Listing:
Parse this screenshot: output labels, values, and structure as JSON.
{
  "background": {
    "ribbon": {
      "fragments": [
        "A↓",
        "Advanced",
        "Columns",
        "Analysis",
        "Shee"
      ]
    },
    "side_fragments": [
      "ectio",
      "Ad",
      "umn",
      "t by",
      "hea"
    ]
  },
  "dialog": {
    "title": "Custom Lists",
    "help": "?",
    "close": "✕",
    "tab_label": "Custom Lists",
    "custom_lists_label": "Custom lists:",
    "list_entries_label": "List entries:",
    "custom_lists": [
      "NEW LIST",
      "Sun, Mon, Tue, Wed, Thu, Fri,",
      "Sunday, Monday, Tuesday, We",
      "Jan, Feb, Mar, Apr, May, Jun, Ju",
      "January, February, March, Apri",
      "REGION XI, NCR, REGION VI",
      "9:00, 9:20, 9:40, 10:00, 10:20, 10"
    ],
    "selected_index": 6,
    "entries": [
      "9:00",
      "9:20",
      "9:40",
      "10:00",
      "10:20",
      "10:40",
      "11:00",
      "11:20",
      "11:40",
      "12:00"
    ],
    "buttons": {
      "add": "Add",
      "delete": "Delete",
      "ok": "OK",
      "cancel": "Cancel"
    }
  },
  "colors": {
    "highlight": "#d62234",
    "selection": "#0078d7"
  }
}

Given problem:
Every record should be repeated exactly; please leave none out.

Expected output:
Parse this screenshot: output labels, values, and structure as JSON.
{
  "background": {
    "ribbon": {
      "fragments": [
        "A↓",
        "Advanced",
        "Columns",
        "Analysis",
        "Shee"
      ]
    },
    "side_fragments": [
      "ectio",
      "Ad",
      "umn",
      "t by",
      "hea"
    ]
  },
  "dialog": {
    "title": "Custom Lists",
    "help": "?",
    "close": "✕",
    "tab_label": "Custom Lists",
    "custom_lists_label": "Custom lists:",
    "list_entries_label": "List entries:",
    "custom_lists": [
      "NEW LIST",
      "Sun, Mon, Tue, Wed, Thu, Fri,",
      "Sunday, Monday, Tuesday, We",
      "Jan, Feb, Mar, Apr, May, Jun, Ju",
      "January, February, March, Apri",
      "REGION XI, NCR, REGION VI",
      "9:00, 9:20, 9:40, 10:00, 10:20, 10"
    ],
    "selected_index": 6,
    "entries": [
      "9:00",
      "9:20",
      "9:40",
      "10:00",
      "10:20",
      "10:40",
      "11:00",
      "11:20",
      "11:40",
      "12:00"
    ],
    "buttons": {
      "add": "Add",
      "delete": "Delete",
      "ok": "OK",
      "cancel": "Cancel"
    }
  },
  "colors": {
    "highlight": "#d62234",
    "selection": "#0078d7"
  }
}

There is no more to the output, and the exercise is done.